## Instruction
Extract the listing in its entirety, keeping each line identical to the original.

⟨

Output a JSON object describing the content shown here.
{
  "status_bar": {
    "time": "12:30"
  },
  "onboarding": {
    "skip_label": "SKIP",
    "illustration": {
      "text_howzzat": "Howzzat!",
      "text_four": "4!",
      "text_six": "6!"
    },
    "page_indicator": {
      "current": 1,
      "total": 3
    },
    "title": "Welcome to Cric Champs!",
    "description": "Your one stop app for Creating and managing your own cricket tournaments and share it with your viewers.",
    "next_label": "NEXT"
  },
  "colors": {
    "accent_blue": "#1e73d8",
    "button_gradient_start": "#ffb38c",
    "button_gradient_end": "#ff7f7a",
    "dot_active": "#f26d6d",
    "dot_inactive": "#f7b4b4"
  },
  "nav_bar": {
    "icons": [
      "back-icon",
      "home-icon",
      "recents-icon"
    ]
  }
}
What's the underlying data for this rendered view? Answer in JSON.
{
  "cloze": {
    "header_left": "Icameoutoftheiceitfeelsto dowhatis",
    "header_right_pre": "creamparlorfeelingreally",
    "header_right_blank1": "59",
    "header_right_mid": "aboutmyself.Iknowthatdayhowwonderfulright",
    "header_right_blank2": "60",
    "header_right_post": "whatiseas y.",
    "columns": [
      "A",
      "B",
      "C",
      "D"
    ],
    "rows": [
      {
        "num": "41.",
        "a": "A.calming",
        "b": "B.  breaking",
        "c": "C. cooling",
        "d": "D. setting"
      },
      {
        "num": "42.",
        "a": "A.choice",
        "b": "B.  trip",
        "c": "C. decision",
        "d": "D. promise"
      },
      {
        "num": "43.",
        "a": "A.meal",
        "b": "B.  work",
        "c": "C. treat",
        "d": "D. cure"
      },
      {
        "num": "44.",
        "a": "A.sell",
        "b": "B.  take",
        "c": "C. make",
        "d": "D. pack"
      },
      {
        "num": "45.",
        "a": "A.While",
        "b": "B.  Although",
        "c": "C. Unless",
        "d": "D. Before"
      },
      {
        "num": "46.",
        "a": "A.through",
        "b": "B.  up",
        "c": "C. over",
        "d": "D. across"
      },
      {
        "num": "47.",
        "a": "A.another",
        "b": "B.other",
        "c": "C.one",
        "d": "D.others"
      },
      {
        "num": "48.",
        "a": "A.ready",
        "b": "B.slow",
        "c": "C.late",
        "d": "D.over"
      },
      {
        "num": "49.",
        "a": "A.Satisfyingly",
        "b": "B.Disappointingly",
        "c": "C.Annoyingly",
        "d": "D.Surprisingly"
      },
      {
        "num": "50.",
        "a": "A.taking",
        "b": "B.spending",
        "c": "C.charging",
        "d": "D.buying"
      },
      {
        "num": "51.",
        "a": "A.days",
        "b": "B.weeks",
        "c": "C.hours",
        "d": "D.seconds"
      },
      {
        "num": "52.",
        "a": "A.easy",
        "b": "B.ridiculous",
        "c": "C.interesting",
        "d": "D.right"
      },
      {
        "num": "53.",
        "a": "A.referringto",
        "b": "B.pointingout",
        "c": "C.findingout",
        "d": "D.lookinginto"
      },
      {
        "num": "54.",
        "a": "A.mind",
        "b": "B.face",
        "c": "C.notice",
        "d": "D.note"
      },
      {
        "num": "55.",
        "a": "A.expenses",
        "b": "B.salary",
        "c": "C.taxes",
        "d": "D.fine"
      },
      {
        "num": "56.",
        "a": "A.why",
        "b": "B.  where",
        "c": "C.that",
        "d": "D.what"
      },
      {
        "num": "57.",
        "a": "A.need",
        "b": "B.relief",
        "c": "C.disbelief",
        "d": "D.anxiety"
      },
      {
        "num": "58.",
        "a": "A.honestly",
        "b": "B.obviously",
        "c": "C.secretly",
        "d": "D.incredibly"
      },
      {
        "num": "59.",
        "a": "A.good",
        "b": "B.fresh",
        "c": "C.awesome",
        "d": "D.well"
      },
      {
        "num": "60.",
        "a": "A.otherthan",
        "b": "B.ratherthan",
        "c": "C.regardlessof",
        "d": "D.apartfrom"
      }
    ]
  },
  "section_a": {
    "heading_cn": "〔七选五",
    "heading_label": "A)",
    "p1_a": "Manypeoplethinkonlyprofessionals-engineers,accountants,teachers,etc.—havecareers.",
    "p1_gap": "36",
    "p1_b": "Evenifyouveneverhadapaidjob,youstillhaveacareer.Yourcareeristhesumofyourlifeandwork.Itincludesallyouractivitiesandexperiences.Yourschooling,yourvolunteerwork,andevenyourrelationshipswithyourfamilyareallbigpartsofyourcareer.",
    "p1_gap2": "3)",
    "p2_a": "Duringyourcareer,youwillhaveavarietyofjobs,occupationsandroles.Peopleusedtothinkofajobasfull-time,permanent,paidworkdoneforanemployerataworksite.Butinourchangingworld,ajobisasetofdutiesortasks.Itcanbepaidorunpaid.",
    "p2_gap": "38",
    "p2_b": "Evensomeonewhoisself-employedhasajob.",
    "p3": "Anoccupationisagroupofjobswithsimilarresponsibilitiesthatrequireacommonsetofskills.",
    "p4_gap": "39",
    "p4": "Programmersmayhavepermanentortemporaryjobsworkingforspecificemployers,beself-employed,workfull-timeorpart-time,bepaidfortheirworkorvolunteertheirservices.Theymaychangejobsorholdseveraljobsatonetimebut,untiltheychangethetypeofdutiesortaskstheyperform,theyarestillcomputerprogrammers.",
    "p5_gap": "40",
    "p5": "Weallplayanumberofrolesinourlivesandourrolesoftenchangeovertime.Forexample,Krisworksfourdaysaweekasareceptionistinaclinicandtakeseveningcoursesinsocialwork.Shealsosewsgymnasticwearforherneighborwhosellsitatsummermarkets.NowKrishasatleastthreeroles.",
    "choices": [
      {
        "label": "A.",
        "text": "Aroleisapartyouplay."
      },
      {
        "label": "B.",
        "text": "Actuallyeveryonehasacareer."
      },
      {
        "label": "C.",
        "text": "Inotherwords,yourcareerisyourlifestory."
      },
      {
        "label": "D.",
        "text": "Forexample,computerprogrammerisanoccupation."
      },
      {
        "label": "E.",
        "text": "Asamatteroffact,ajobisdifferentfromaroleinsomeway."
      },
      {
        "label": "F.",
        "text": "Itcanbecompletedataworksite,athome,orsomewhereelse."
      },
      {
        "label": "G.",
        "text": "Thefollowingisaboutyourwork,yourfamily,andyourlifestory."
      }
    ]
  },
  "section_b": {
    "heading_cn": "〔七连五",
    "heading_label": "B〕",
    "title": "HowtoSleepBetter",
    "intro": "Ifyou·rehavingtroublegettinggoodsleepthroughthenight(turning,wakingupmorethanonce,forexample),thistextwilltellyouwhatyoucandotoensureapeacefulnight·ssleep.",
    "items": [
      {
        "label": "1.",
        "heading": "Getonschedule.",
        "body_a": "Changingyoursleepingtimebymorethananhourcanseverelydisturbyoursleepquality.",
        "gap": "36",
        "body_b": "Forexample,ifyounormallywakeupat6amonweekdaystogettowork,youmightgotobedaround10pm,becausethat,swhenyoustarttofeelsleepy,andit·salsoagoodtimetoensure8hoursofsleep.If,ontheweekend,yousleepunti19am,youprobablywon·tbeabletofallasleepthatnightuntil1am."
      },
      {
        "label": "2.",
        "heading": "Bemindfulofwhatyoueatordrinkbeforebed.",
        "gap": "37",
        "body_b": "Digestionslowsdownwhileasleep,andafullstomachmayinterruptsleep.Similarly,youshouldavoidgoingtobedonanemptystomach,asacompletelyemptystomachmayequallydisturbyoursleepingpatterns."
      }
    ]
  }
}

⟩

## Answer below
Output a JSON object describing the content shown here.
{
  "status_bar": {
    "time": "12:30"
  },
  "onboarding": {
    "skip_label": "SKIP",
    "illustration": {
      "text_howzzat": "Howzzat!",
      "text_four": "4!",
      "text_six": "6!"
    },
    "page_indicator": {
      "current": 1,
      "total": 3
    },
    "title": "Welcome to Cric Champs!",
    "description": "Your one stop app for Creating and managing your own cricket tournaments and share it with your viewers.",
    "next_label": "NEXT"
  },
  "colors": {
    "accent_blue": "#1e73d8",
    "button_gradient_start": "#ffb38c",
    "button_gradient_end": "#ff7f7a",
    "dot_active": "#f26d6d",
    "dot_inactive": "#f7b4b4"
  },
  "nav_bar": {
    "icons": [
      "back-icon",
      "home-icon",
      "recents-icon"
    ]
  }
}
What's the underlying data for this rendered view? Answer in JSON.
{
  "cloze": {
    "header_left": "Icameoutoftheiceitfeelsto dowhatis",
    "header_right_pre": "creamparlorfeelingreally",
    "header_right_blank1": "59",
    "header_right_mid": "aboutmyself.Iknowthatdayhowwonderfulright",
    "header_right_blank2": "60",
    "header_right_post": "whatiseas y.",
    "columns": [
      "A",
      "B",
      "C",
      "D"
    ],
    "rows": [
      {
        "num": "41.",
        "a": "A.calming",
        "b": "B.  breaking",
        "c": "C. cooling",
        "d": "D. setting"
      },
      {
        "num": "42.",
        "a": "A.choice",
        "b": "B.  trip",
        "c": "C. decision",
        "d": "D. promise"
      },
      {
        "num": "43.",
        "a": "A.meal",
        "b": "B.  work",
        "c": "C. treat",
        "d": "D. cure"
      },
      {
        "num": "44.",
        "a": "A.sell",
        "b": "B.  take",
        "c": "C. make",
        "d": "D. pack"
      },
      {
        "num": "45.",
        "a": "A.While",
        "b": "B.  Although",
        "c": "C. Unless",
        "d": "D. Before"
      },
      {
        "num": "46.",
        "a": "A.through",
        "b": "B.  up",
        "c": "C. over",
        "d": "D. across"
      },
      {
        "num": "47.",
        "a": "A.another",
        "b": "B.other",
        "c": "C.one",
        "d": "D.others"
      },
      {
        "num": "48.",
        "a": "A.ready",
        "b": "B.slow",
        "c": "C.late",
        "d": "D.over"
      },
      {
        "num": "49.",
        "a": "A.Satisfyingly",
        "b": "B.Disappointingly",
        "c": "C.Annoyingly",
        "d": "D.Surprisingly"
      },
      {
        "num": "50.",
        "a": "A.taking",
        "b": "B.spending",
        "c": "C.charging",
        "d": "D.buying"
      },
      {
        "num": "51.",
        "a": "A.days",
        "b": "B.weeks",
        "c": "C.hours",
        "d": "D.seconds"
      },
      {
        "num": "52.",
        "a": "A.easy",
        "b": "B.ridiculous",
        "c": "C.interesting",
        "d": "D.right"
      },
      {
        "num": "53.",
        "a": "A.referringto",
        "b": "B.pointingout",
        "c": "C.findingout",
        "d": "D.lookinginto"
      },
      {
        "num": "54.",
        "a": "A.mind",
        "b": "B.face",
        "c": "C.notice",
        "d": "D.note"
      },
      {
        "num": "55.",
        "a": "A.expenses",
        "b": "B.salary",
        "c": "C.taxes",
        "d": "D.fine"
      },
      {
        "num": "56.",
        "a": "A.why",
        "b": "B.  where",
        "c": "C.that",
        "d": "D.what"
      },
      {
        "num": "57.",
        "a": "A.need",
        "b": "B.relief",
        "c": "C.disbelief",
        "d": "D.anxiety"
      },
      {
        "num": "58.",
        "a": "A.honestly",
        "b": "B.obviously",
        "c": "C.secretly",
        "d": "D.incredibly"
      },
      {
        "num": "59.",
        "a": "A.good",
        "b": "B.fresh",
        "c": "C.awesome",
        "d": "D.well"
      },
      {
        "num": "60.",
        "a": "A.otherthan",
        "b": "B.ratherthan",
        "c": "C.regardlessof",
        "d": "D.apartfrom"
      }
    ]
  },
  "section_a": {
    "heading_cn": "〔七选五",
    "heading_label": "A)",
    "p1_a": "Manypeoplethinkonlyprofessionals-engineers,accountants,teachers,etc.—havecareers.",
    "p1_gap": "36",
    "p1_b": "Evenifyouveneverhadapaidjob,youstillhaveacareer.Yourcareeristhesumofyourlifeandwork.Itincludesallyouractivitiesandexperiences.Yourschooling,yourvolunteerwork,andevenyourrelationshipswithyourfamilyareallbigpartsofyourcareer.",
    "p1_gap2": "3)",
    "p2_a": "Duringyourcareer,youwillhaveavarietyofjobs,occupationsandroles.Peopleusedtothinkofajobasfull-time,permanent,paidworkdoneforanemployerataworksite.Butinourchangingworld,ajobisasetofdutiesortasks.Itcanbepaidorunpaid.",
    "p2_gap": "38",
    "p2_b": "Evensomeonewhoisself-employedhasajob.",
    "p3": "Anoccupationisagroupofjobswithsimilarresponsibilitiesthatrequireacommonsetofskills.",
    "p4_gap": "39",
    "p4": "Programmersmayhavepermanentortemporaryjobsworkingforspecificemployers,beself-employed,workfull-timeorpart-time,bepaidfortheirworkorvolunteertheirservices.Theymaychangejobsorholdseveraljobsatonetimebut,untiltheychangethetypeofdutiesortaskstheyperform,theyarestillcomputerprogrammers.",
    "p5_gap": "40",
    "p5": "Weallplayanumberofrolesinourlivesandourrolesoftenchangeovertime.Forexample,Krisworksfourdaysaweekasareceptionistinaclinicandtakeseveningcoursesinsocialwork.Shealsosewsgymnasticwearforherneighborwhosellsitatsummermarkets.NowKrishasatleastthreeroles.",
    "choices": [
      {
        "label": "A.",
        "text": "Aroleisapartyouplay."
      },
      {
        "label": "B.",
        "text": "Actuallyeveryonehasacareer."
      },
      {
        "label": "C.",
        "text": "Inotherwords,yourcareerisyourlifestory."
      },
      {
        "label": "D.",
        "text": "Forexample,computerprogrammerisanoccupation."
      },
      {
        "label": "E.",
        "text": "Asamatteroffact,ajobisdifferentfromaroleinsomeway."
      },
      {
        "label": "F.",
        "text": "Itcanbecompletedataworksite,athome,orsomewhereelse."
      },
      {
        "label": "G.",
        "text": "Thefollowingisaboutyourwork,yourfamily,andyourlifestory."
      }
    ]
  },
  "section_b": {
    "heading_cn": "〔七连五",
    "heading_label": "B〕",
    "title": "HowtoSleepBetter",
    "intro": "Ifyou·rehavingtroublegettinggoodsleepthroughthenight(turning,wakingupmorethanonce,forexample),thistextwilltellyouwhatyoucandotoensureapeacefulnight·ssleep.",
    "items": [
      {
        "label": "1.",
        "heading": "Getonschedule.",
        "body_a": "Changingyoursleepingtimebymorethananhourcanseverelydisturbyoursleepquality.",
        "gap": "36",
        "body_b": "Forexample,ifyounormallywakeupat6amonweekdaystogettowork,youmightgotobedaround10pm,becausethat,swhenyoustarttofeelsleepy,andit·salsoagoodtimetoensure8hoursofsleep.If,ontheweekend,yousleepunti19am,youprobablywon·tbeabletofallasleepthatnightuntil1am."
      },
      {
        "label": "2.",
        "heading": "Bemindfulofwhatyoueatordrinkbeforebed.",
        "gap": "37",
        "body_b": "Digestionslowsdownwhileasleep,andafullstomachmayinterruptsleep.Similarly,youshouldavoidgoingtobedonanemptystomach,asacompletelyemptystomachmayequallydisturbyoursleepingpatterns."
      }
    ]
  }
}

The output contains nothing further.